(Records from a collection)

....

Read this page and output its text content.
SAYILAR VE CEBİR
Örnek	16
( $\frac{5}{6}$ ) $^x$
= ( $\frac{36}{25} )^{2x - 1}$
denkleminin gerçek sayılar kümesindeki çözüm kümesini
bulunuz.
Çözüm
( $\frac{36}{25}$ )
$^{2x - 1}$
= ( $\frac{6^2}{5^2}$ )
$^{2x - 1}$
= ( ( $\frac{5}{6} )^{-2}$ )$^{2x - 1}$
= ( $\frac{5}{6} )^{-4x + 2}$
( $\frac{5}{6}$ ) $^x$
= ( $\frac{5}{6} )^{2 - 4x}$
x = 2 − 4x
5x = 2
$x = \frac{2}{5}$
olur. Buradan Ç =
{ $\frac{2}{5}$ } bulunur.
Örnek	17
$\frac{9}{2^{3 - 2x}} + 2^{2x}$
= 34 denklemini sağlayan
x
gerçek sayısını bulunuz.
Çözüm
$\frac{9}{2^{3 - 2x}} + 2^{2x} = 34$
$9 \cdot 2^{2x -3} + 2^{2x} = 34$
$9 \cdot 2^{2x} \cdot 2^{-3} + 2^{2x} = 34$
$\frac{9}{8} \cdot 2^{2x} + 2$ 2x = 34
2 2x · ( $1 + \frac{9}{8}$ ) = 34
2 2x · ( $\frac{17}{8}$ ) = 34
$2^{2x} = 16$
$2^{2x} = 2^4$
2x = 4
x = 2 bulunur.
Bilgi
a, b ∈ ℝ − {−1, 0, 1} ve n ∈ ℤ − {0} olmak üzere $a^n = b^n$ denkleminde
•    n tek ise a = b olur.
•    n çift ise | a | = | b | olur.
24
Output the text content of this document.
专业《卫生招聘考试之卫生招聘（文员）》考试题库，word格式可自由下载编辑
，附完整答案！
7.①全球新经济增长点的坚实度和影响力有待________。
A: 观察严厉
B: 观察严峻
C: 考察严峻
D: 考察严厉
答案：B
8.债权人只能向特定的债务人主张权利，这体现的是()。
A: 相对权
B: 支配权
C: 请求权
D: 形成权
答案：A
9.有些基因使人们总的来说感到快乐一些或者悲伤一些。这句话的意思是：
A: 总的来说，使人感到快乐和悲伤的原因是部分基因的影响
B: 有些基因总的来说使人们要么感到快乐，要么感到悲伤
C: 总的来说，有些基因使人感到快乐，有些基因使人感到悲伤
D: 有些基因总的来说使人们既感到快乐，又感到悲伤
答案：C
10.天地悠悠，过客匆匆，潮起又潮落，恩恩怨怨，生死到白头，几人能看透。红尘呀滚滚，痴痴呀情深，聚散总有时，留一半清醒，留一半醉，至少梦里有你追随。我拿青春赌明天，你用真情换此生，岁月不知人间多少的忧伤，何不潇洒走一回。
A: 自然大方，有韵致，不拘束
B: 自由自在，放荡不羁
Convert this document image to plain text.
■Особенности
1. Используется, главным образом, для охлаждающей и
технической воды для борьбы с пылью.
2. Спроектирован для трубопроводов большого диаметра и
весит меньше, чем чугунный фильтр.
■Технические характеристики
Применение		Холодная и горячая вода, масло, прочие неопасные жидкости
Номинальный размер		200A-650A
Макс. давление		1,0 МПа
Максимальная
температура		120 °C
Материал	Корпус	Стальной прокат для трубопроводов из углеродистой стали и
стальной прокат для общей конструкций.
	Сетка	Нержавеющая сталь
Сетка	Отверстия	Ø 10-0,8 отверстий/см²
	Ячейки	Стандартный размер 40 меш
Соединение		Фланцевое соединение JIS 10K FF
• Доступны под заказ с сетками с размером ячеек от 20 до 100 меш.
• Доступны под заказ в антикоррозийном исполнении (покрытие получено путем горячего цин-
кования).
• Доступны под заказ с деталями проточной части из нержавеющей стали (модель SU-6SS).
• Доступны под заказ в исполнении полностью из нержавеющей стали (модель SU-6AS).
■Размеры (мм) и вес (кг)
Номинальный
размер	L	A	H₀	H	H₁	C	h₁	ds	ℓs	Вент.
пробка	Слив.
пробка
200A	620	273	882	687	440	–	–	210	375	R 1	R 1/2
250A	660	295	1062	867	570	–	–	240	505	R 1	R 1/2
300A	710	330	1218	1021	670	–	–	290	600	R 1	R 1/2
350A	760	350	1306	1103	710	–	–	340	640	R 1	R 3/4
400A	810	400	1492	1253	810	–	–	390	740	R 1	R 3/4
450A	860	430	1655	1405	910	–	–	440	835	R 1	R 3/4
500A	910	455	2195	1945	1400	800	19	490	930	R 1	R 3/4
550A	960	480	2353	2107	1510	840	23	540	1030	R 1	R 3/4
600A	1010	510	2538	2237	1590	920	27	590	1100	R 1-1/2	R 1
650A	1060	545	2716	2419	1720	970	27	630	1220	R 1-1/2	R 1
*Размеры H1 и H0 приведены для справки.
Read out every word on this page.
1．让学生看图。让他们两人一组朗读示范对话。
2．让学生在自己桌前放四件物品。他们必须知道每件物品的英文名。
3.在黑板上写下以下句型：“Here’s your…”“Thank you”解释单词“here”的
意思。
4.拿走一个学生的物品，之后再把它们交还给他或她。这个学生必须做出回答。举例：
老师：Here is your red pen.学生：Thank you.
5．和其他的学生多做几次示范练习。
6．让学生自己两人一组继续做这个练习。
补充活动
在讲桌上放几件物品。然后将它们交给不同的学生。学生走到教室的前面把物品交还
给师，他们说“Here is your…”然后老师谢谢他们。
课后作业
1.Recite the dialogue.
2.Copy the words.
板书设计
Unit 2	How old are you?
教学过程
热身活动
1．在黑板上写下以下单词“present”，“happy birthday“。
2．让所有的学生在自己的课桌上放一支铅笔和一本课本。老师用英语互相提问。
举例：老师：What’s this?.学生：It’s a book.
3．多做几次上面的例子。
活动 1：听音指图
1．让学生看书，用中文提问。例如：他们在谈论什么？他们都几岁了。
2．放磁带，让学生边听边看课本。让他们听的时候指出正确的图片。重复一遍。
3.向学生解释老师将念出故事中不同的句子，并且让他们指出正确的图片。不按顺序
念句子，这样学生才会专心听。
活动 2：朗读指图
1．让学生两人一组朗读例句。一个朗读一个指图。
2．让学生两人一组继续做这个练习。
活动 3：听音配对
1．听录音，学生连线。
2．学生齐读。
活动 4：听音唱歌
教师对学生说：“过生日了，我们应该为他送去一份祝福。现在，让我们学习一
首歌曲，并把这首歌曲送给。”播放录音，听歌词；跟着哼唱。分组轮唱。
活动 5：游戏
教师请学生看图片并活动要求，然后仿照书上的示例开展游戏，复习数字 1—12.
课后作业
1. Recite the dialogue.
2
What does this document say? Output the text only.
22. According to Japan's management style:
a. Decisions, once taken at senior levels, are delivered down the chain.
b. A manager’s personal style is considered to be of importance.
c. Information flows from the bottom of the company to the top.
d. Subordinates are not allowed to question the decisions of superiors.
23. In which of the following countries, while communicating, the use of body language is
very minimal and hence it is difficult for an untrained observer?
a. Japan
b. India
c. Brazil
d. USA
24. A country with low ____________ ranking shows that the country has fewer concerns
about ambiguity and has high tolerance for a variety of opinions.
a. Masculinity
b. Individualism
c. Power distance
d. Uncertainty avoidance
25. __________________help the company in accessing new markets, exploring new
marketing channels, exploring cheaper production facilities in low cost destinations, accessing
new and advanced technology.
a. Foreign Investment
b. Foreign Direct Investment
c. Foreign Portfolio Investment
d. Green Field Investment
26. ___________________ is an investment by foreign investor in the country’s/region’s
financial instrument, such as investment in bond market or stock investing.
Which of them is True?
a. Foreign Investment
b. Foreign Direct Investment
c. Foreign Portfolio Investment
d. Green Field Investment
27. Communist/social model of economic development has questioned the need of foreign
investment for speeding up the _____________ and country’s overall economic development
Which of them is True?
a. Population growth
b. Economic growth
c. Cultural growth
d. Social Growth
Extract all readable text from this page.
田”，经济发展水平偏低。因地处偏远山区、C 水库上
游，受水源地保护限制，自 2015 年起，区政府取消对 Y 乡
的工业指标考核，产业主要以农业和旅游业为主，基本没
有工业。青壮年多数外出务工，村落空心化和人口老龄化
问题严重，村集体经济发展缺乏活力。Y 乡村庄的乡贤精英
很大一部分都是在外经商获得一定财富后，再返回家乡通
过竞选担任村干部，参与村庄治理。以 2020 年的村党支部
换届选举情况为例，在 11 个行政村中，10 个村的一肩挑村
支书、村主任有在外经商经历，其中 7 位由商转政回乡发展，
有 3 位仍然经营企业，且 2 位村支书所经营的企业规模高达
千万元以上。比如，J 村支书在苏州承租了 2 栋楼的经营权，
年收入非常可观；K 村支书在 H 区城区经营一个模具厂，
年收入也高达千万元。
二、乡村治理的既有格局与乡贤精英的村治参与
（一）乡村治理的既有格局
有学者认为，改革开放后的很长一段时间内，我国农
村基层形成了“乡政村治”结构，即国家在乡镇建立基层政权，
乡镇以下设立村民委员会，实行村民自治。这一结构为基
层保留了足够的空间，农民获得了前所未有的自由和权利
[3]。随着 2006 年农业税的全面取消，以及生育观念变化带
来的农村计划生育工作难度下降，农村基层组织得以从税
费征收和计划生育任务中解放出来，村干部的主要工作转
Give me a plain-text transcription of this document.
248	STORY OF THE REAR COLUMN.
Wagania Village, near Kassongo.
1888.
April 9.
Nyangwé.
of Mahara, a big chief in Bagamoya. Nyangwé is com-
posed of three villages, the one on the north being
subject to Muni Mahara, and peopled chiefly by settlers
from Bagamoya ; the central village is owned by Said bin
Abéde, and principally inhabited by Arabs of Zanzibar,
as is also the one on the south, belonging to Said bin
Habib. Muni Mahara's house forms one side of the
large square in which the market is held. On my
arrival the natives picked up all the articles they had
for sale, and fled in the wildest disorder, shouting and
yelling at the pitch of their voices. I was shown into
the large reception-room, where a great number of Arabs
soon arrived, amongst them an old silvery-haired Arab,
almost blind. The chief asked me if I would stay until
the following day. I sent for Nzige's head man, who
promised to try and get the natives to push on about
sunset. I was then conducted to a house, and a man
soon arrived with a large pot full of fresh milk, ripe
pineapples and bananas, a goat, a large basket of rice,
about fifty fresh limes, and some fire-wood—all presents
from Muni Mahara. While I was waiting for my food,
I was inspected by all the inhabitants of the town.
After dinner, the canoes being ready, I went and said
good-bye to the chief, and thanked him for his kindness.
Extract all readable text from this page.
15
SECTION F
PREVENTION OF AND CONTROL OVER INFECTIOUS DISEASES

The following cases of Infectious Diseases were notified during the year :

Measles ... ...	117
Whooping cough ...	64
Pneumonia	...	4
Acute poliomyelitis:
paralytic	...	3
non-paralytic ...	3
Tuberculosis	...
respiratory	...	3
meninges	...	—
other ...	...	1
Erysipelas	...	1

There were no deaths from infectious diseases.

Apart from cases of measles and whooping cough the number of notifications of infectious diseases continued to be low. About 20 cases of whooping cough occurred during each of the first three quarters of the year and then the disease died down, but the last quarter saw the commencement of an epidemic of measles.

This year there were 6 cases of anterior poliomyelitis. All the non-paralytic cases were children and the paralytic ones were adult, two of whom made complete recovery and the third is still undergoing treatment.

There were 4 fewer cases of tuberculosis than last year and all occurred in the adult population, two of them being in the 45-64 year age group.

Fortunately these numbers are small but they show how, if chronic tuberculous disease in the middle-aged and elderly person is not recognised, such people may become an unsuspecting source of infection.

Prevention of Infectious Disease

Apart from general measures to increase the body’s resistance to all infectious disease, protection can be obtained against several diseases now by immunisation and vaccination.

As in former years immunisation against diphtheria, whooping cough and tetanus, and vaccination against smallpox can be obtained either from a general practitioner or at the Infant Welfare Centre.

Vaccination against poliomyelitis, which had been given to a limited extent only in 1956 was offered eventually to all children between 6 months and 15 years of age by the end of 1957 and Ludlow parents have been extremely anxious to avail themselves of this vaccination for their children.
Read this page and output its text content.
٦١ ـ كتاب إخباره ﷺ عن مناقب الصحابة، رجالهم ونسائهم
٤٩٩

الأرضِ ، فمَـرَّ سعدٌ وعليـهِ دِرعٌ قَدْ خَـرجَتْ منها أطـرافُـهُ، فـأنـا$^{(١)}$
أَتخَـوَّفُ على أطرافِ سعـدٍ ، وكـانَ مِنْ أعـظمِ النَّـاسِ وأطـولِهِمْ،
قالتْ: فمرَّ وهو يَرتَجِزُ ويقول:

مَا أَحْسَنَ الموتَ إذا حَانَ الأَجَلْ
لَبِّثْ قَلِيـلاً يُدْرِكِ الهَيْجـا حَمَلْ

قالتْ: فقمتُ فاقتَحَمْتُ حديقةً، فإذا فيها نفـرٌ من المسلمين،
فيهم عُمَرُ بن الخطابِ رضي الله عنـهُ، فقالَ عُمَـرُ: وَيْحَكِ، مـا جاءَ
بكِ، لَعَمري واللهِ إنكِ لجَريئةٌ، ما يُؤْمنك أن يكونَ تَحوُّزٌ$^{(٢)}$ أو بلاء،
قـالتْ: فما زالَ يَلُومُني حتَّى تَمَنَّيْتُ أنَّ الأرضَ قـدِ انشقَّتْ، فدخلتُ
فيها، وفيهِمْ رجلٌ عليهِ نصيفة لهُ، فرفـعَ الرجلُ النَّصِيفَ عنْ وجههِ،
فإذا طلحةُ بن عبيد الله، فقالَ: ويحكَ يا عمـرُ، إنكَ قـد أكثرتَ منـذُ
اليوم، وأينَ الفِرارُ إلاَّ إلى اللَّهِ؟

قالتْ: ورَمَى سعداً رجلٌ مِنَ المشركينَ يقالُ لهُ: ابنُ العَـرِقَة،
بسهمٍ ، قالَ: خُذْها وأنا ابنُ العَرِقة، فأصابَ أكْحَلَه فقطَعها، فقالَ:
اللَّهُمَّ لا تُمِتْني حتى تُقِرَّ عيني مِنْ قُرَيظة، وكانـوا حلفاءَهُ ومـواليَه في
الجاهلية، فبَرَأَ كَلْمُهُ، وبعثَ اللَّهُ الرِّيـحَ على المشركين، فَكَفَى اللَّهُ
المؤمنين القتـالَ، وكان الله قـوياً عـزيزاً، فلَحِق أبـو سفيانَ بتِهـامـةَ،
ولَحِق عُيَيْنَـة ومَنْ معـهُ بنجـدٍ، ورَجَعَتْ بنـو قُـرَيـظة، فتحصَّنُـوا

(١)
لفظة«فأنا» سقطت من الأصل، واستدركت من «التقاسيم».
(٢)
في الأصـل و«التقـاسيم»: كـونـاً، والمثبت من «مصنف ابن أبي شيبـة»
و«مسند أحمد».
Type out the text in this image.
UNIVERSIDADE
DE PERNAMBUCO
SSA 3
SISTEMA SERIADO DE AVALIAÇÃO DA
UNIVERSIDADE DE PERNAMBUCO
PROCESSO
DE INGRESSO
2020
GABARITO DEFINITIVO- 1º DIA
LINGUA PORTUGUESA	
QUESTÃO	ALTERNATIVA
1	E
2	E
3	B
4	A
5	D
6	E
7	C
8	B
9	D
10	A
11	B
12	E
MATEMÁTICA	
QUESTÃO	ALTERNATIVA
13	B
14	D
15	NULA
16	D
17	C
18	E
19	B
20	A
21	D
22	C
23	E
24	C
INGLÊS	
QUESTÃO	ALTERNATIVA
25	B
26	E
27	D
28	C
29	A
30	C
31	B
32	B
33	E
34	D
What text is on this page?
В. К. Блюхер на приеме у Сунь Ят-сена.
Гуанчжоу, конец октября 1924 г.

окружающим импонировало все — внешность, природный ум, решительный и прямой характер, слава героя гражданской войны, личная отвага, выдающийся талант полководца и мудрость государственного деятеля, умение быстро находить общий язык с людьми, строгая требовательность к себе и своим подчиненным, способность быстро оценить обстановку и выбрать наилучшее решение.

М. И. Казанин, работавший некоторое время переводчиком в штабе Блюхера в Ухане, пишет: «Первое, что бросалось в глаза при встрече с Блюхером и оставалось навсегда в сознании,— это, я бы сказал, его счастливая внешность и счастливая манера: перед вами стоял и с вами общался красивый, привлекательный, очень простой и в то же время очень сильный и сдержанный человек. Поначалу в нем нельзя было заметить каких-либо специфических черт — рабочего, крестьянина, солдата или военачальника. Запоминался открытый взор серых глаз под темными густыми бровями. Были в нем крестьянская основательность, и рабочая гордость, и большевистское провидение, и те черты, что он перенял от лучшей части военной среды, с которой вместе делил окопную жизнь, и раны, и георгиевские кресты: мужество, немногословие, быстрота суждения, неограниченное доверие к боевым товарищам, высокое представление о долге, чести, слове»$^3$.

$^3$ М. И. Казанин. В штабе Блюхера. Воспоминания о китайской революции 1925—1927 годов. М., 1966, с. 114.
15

....

- _THE PROBLEM_
Scan the records above for the string "company", then report every line that contains it.

- _ANSWER TO THIS EXERCISE_
c. Information flows from the bottom of the company to the top.
25. __________________help the company in accessing new markets, exploring new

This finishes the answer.